## Task instructions
Your task is to copy the material exactly.

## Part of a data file
# # # # # # #
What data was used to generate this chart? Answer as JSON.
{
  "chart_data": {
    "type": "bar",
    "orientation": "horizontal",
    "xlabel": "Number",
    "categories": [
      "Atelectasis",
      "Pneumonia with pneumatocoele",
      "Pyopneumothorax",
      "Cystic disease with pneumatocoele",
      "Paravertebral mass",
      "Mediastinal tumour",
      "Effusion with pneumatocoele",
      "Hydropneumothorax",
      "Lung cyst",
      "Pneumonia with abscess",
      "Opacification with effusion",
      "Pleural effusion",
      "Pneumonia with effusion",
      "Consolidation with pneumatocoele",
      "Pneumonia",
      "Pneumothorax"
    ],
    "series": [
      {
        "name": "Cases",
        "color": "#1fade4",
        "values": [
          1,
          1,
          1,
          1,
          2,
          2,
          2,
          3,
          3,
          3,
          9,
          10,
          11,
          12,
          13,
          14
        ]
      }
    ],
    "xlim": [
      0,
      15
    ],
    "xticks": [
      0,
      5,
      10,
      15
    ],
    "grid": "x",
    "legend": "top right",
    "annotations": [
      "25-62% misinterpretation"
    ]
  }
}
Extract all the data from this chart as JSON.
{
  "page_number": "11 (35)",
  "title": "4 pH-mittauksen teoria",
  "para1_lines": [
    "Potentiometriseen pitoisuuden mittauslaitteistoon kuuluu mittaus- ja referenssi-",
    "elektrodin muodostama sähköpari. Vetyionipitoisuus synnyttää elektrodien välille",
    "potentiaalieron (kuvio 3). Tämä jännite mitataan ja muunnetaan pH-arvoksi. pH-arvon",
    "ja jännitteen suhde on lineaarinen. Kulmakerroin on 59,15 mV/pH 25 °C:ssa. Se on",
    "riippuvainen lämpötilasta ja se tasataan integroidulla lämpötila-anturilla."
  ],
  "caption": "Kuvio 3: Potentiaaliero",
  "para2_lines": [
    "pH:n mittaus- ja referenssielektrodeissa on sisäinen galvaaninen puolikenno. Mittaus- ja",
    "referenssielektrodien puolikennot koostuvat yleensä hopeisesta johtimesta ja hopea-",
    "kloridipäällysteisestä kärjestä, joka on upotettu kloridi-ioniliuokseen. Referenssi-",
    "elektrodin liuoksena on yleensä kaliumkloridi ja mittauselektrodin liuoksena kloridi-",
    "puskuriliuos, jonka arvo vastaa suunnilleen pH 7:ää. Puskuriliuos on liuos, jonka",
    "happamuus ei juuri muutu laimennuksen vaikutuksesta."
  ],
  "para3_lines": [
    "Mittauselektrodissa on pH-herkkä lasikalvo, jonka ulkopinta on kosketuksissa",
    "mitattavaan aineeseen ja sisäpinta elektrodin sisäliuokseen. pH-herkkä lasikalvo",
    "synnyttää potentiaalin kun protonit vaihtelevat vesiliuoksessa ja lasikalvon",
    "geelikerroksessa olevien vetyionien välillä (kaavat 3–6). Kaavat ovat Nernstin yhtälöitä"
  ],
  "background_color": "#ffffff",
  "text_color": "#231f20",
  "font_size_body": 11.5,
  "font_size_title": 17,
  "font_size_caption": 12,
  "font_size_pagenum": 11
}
# # # # # # #
## The solution
What data was used to generate this chart? Answer as JSON.
{
  "chart_data": {
    "type": "bar",
    "orientation": "horizontal",
    "xlabel": "Number",
    "categories": [
      "Atelectasis",
      "Pneumonia with pneumatocoele",
      "Pyopneumothorax",
      "Cystic disease with pneumatocoele",
      "Paravertebral mass",
      "Mediastinal tumour",
      "Effusion with pneumatocoele",
      "Hydropneumothorax",
      "Lung cyst",
      "Pneumonia with abscess",
      "Opacification with effusion",
      "Pleural effusion",
      "Pneumonia with effusion",
      "Consolidation with pneumatocoele",
      "Pneumonia",
      "Pneumothorax"
    ],
    "series": [
      {
        "name": "Cases",
        "color": "#1fade4",
        "values": [
          1,
          1,
          1,
          1,
          2,
          2,
          2,
          3,
          3,
          3,
          9,
          10,
          11,
          12,
          13,
          14
        ]
      }
    ],
    "xlim": [
      0,
      15
    ],
    "xticks": [
      0,
      5,
      10,
      15
    ],
    "grid": "x",
    "legend": "top right",
    "annotations": [
      "25-62% misinterpretation"
    ]
  }
}
Extract all the data from this chart as JSON.
{
  "page_number": "11 (35)",
  "title": "4 pH-mittauksen teoria",
  "para1_lines": [
    "Potentiometriseen pitoisuuden mittauslaitteistoon kuuluu mittaus- ja referenssi-",
    "elektrodin muodostama sähköpari. Vetyionipitoisuus synnyttää elektrodien välille",
    "potentiaalieron (kuvio 3). Tämä jännite mitataan ja muunnetaan pH-arvoksi. pH-arvon",
    "ja jännitteen suhde on lineaarinen. Kulmakerroin on 59,15 mV/pH 25 °C:ssa. Se on",
    "riippuvainen lämpötilasta ja se tasataan integroidulla lämpötila-anturilla."
  ],
  "caption": "Kuvio 3: Potentiaaliero",
  "para2_lines": [
    "pH:n mittaus- ja referenssielektrodeissa on sisäinen galvaaninen puolikenno. Mittaus- ja",
    "referenssielektrodien puolikennot koostuvat yleensä hopeisesta johtimesta ja hopea-",
    "kloridipäällysteisestä kärjestä, joka on upotettu kloridi-ioniliuokseen. Referenssi-",
    "elektrodin liuoksena on yleensä kaliumkloridi ja mittauselektrodin liuoksena kloridi-",
    "puskuriliuos, jonka arvo vastaa suunnilleen pH 7:ää. Puskuriliuos on liuos, jonka",
    "happamuus ei juuri muutu laimennuksen vaikutuksesta."
  ],
  "para3_lines": [
    "Mittauselektrodissa on pH-herkkä lasikalvo, jonka ulkopinta on kosketuksissa",
    "mitattavaan aineeseen ja sisäpinta elektrodin sisäliuokseen. pH-herkkä lasikalvo",
    "synnyttää potentiaalin kun protonit vaihtelevat vesiliuoksessa ja lasikalvon",
    "geelikerroksessa olevien vetyionien välillä (kaavat 3–6). Kaavat ovat Nernstin yhtälöitä"
  ],
  "background_color": "#ffffff",
  "text_color": "#231f20",
  "font_size_body": 11.5,
  "font_size_title": 17,
  "font_size_caption": 12,
  "font_size_pagenum": 11
}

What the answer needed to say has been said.